# DO THIS:
Exactly as written, please set down all of the entries again, with no pictures.

### MATERIALS PROVIDED

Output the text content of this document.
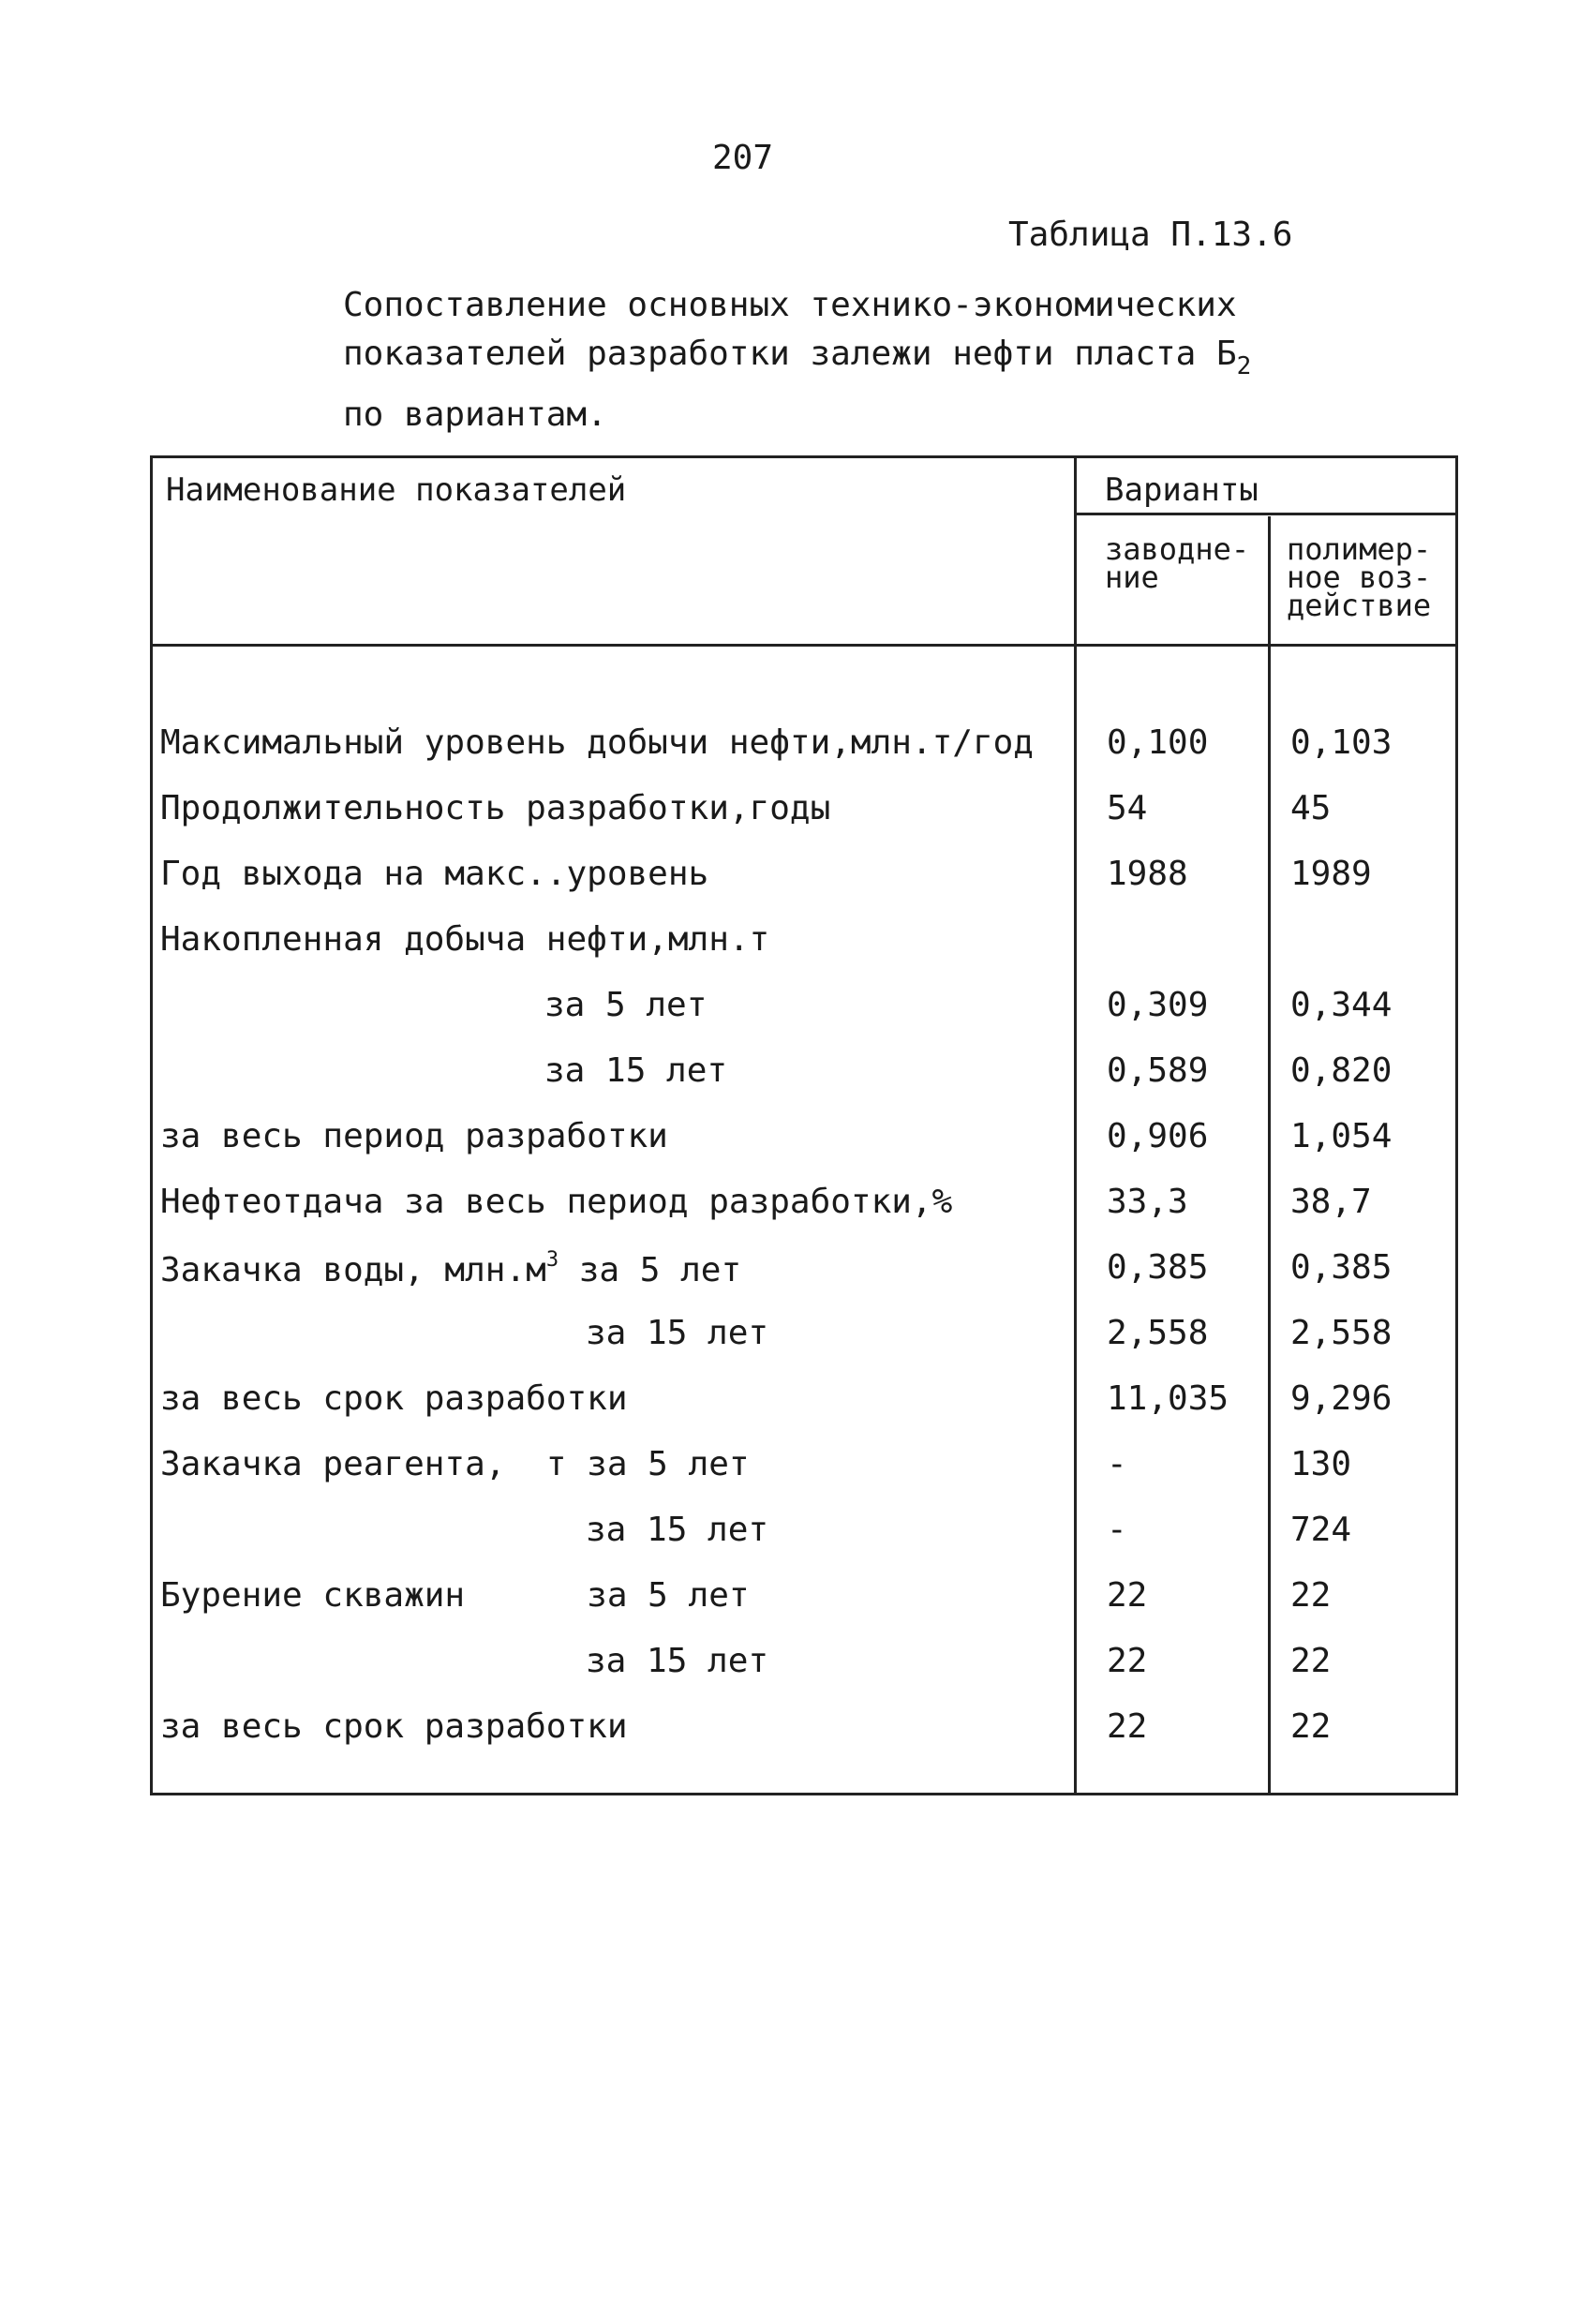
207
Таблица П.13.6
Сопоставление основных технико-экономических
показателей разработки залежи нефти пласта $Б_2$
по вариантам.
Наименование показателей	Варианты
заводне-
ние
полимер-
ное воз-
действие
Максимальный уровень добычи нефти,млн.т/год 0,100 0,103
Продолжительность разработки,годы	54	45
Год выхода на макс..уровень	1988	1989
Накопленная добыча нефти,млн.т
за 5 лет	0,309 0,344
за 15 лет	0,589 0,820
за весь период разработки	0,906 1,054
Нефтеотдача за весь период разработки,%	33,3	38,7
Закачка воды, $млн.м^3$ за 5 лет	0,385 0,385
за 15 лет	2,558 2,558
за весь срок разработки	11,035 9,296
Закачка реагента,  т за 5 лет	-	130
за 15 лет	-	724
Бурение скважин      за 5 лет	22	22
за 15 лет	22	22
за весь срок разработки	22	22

######

# SOLUTION TO THE EXERCISE:
Output the text content of this document.
207
Таблица П.13.6
Сопоставление основных технико-экономических
показателей разработки залежи нефти пласта $Б_2$
по вариантам.
Наименование показателей	Варианты
заводне-
ние
полимер-
ное воз-
действие
Максимальный уровень добычи нефти,млн.т/год 0,100 0,103
Продолжительность разработки,годы	54	45
Год выхода на макс..уровень	1988	1989
Накопленная добыча нефти,млн.т
за 5 лет	0,309 0,344
за 15 лет	0,589 0,820
за весь период разработки	0,906 1,054
Нефтеотдача за весь период разработки,%	33,3	38,7
Закачка воды, $млн.м^3$ за 5 лет	0,385 0,385
за 15 лет	2,558 2,558
за весь срок разработки	11,035 9,296
Закачка реагента,  т за 5 лет	-	130
за 15 лет	-	724
Бурение скважин      за 5 лет	22	22
за 15 лет	22	22
за весь срок разработки	22	22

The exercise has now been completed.